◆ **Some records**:
= = = = = = =

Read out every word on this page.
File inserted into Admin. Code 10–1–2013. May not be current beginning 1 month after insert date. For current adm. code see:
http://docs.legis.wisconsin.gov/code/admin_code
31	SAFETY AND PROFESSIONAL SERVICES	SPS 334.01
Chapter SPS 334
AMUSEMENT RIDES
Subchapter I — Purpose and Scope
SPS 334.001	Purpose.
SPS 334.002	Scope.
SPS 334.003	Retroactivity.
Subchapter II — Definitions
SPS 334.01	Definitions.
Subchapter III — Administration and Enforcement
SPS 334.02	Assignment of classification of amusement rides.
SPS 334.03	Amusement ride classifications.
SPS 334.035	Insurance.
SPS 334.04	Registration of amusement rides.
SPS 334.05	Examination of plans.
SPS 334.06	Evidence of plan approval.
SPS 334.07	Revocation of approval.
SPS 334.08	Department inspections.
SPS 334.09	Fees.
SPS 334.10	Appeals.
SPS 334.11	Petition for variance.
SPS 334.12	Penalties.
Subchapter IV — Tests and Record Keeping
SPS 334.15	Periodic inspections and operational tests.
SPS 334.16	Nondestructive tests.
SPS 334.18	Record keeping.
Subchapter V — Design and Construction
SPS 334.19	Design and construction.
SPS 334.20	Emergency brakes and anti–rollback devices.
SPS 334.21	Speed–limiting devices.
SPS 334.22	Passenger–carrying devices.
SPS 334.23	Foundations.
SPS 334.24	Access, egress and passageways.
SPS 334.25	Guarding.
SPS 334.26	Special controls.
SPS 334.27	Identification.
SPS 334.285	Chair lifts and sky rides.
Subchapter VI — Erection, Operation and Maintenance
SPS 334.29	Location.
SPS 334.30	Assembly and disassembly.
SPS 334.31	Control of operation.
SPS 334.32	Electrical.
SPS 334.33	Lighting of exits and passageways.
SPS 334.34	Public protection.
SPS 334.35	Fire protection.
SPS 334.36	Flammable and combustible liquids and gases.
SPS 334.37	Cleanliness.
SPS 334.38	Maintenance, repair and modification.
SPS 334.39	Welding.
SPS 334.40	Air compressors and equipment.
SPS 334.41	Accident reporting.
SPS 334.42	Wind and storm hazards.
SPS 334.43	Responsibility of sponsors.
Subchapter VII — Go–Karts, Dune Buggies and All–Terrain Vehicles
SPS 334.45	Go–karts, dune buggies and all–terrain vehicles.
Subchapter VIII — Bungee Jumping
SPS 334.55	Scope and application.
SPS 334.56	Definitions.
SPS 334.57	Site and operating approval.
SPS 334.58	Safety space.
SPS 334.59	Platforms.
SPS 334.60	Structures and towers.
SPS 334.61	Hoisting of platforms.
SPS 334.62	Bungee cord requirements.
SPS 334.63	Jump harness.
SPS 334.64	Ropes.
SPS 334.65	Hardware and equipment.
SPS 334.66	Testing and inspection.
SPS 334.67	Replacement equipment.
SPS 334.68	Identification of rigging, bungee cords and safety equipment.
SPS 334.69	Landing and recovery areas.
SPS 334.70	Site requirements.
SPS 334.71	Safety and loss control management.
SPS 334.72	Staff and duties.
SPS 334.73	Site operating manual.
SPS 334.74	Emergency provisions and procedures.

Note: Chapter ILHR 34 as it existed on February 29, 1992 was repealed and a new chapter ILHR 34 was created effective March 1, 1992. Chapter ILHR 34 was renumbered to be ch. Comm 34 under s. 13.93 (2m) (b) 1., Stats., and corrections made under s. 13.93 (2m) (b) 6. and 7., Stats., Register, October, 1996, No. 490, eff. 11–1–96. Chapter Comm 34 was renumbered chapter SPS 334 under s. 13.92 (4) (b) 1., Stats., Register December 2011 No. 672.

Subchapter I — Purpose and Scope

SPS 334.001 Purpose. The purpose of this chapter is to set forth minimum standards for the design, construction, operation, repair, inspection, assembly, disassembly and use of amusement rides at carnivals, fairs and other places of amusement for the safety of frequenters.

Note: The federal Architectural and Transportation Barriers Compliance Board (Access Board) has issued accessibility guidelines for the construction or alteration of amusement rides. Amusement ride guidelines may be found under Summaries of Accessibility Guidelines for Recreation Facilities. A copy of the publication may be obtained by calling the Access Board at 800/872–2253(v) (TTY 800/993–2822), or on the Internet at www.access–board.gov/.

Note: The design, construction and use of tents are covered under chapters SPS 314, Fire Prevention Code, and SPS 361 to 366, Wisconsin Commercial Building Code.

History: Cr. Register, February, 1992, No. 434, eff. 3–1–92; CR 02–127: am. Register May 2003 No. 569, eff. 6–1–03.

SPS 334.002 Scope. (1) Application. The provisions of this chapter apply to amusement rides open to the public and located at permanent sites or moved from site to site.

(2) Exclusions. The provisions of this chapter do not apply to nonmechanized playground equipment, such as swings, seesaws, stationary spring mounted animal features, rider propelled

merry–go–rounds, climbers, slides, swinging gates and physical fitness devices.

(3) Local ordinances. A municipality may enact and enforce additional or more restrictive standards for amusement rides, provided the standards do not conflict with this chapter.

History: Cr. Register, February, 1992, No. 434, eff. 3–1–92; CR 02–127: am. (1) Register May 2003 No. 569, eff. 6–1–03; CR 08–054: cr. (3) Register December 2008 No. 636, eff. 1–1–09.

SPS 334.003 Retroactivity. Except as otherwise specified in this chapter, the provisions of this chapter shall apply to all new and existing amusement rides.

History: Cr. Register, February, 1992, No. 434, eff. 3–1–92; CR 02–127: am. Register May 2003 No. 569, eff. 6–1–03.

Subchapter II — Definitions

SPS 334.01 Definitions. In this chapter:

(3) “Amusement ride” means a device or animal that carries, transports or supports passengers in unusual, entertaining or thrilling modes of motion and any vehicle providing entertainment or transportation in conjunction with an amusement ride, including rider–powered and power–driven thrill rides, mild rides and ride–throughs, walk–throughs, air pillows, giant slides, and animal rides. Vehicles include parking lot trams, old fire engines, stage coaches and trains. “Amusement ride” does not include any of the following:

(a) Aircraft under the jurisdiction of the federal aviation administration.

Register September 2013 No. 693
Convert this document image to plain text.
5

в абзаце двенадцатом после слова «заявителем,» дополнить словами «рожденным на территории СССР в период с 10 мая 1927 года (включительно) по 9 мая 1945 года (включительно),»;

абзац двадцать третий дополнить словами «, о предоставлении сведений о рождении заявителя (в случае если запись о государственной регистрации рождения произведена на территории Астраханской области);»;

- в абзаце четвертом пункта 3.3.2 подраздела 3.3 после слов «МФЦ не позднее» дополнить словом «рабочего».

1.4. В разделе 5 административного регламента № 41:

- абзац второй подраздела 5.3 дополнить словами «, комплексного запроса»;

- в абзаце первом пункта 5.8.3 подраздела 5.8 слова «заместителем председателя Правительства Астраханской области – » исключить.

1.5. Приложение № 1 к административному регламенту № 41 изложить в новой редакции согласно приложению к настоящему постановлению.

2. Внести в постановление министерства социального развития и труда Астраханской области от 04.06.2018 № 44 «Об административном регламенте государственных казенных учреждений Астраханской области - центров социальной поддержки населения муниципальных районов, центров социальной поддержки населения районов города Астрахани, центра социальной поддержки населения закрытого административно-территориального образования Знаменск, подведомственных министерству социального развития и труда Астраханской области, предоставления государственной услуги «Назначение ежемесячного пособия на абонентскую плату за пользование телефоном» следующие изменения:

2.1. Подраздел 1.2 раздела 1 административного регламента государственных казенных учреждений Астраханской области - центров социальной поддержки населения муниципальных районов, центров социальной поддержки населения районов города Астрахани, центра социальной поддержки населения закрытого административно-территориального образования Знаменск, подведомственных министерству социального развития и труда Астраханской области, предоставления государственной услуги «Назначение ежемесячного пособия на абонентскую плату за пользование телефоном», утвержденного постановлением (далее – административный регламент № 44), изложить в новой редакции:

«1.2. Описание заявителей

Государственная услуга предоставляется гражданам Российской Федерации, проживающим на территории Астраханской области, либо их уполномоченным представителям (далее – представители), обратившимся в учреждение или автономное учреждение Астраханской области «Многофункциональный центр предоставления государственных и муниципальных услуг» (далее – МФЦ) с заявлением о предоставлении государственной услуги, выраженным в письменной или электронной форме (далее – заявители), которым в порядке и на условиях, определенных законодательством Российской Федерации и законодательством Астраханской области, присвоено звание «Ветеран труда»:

= = = = = = =

◆ **What the task asks**: From the entries above, pull out each line that includes "under".

◆ **The result**:
Note: Chapter ILHR 34 as it existed on February 29, 1992 was repealed and a new chapter ILHR 34 was created effective March 1, 1992. Chapter ILHR 34 was renumbered to be ch. Comm 34 under s. 13.93 (2m) (b) 1., Stats., and corrections made under s. 13.93 (2m) (b) 6. and 7., Stats., Register, October, 1996, No. 490, eff. 11–1–96. Chapter Comm 34 was renumbered chapter SPS 334 under s. 13.92 (4) (b) 1., Stats., Register December 2011 No. 672.
Note: The federal Architectural and Transportation Barriers Compliance Board (Access Board) has issued accessibility guidelines for the construction or alteration of amusement rides. Amusement ride guidelines may be found under Summaries of Accessibility Guidelines for Recreation Facilities. A copy of the publication may be obtained by calling the Access Board at 800/872–2253(v) (TTY 800/993–2822), or on the Internet at www.access–board.gov/.
Note: The design, construction and use of tents are covered under chapters SPS 314, Fire Prevention Code, and SPS 361 to 366, Wisconsin Commercial Building Code.
(a) Aircraft under the jurisdiction of the federal aviation administration.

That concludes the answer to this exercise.